>>

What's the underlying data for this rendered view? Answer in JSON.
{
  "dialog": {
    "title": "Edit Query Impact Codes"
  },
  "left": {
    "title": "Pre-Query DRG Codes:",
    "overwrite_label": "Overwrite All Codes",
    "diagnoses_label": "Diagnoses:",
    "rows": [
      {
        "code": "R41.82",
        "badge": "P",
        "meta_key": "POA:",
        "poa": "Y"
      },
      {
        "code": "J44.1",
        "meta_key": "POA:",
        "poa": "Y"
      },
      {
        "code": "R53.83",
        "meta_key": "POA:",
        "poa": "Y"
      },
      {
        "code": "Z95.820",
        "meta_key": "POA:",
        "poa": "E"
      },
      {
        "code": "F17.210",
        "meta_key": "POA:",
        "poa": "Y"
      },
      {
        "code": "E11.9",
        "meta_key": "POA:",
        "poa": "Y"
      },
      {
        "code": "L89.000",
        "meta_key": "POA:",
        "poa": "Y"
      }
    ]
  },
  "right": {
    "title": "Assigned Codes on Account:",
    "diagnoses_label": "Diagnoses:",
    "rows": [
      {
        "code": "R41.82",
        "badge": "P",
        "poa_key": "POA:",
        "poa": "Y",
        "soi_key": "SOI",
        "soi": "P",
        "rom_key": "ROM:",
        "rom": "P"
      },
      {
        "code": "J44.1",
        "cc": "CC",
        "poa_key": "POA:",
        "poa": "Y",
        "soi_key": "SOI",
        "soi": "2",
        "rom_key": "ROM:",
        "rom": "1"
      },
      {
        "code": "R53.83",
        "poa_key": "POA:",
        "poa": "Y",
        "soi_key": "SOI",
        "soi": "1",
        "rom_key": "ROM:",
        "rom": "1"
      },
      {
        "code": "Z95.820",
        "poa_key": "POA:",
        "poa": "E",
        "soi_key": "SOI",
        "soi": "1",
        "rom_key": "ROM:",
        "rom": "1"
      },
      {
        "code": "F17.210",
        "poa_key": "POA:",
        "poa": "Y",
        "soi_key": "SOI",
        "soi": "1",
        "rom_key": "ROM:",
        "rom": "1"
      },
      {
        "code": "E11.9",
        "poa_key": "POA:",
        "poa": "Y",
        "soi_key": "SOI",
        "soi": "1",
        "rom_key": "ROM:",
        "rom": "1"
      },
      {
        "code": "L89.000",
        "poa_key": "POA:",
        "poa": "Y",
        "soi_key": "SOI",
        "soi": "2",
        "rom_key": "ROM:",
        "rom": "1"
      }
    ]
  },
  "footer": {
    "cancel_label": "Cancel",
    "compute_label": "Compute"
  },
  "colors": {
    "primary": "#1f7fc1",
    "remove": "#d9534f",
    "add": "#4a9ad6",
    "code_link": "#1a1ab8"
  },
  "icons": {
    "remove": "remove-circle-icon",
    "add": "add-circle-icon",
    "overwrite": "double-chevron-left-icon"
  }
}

<<

Goal:
Please set down each line of the records exactly as given.

Solution to this problem:
What's the underlying data for this rendered view? Answer in JSON.
{
  "dialog": {
    "title": "Edit Query Impact Codes"
  },
  "left": {
    "title": "Pre-Query DRG Codes:",
    "overwrite_label": "Overwrite All Codes",
    "diagnoses_label": "Diagnoses:",
    "rows": [
      {
        "code": "R41.82",
        "badge": "P",
        "meta_key": "POA:",
        "poa": "Y"
      },
      {
        "code": "J44.1",
        "meta_key": "POA:",
        "poa": "Y"
      },
      {
        "code": "R53.83",
        "meta_key": "POA:",
        "poa": "Y"
      },
      {
        "code": "Z95.820",
        "meta_key": "POA:",
        "poa": "E"
      },
      {
        "code": "F17.210",
        "meta_key": "POA:",
        "poa": "Y"
      },
      {
        "code": "E11.9",
        "meta_key": "POA:",
        "poa": "Y"
      },
      {
        "code": "L89.000",
        "meta_key": "POA:",
        "poa": "Y"
      }
    ]
  },
  "right": {
    "title": "Assigned Codes on Account:",
    "diagnoses_label": "Diagnoses:",
    "rows": [
      {
        "code": "R41.82",
        "badge": "P",
        "poa_key": "POA:",
        "poa": "Y",
        "soi_key": "SOI",
        "soi": "P",
        "rom_key": "ROM:",
        "rom": "P"
      },
      {
        "code": "J44.1",
        "cc": "CC",
        "poa_key": "POA:",
        "poa": "Y",
        "soi_key": "SOI",
        "soi": "2",
        "rom_key": "ROM:",
        "rom": "1"
      },
      {
        "code": "R53.83",
        "poa_key": "POA:",
        "poa": "Y",
        "soi_key": "SOI",
        "soi": "1",
        "rom_key": "ROM:",
        "rom": "1"
      },
      {
        "code": "Z95.820",
        "poa_key": "POA:",
        "poa": "E",
        "soi_key": "SOI",
        "soi": "1",
        "rom_key": "ROM:",
        "rom": "1"
      },
      {
        "code": "F17.210",
        "poa_key": "POA:",
        "poa": "Y",
        "soi_key": "SOI",
        "soi": "1",
        "rom_key": "ROM:",
        "rom": "1"
      },
      {
        "code": "E11.9",
        "poa_key": "POA:",
        "poa": "Y",
        "soi_key": "SOI",
        "soi": "1",
        "rom_key": "ROM:",
        "rom": "1"
      },
      {
        "code": "L89.000",
        "poa_key": "POA:",
        "poa": "Y",
        "soi_key": "SOI",
        "soi": "2",
        "rom_key": "ROM:",
        "rom": "1"
      }
    ]
  },
  "footer": {
    "cancel_label": "Cancel",
    "compute_label": "Compute"
  },
  "colors": {
    "primary": "#1f7fc1",
    "remove": "#d9534f",
    "add": "#4a9ad6",
    "code_link": "#1a1ab8"
  },
  "icons": {
    "remove": "remove-circle-icon",
    "add": "add-circle-icon",
    "overwrite": "double-chevron-left-icon"
  }
}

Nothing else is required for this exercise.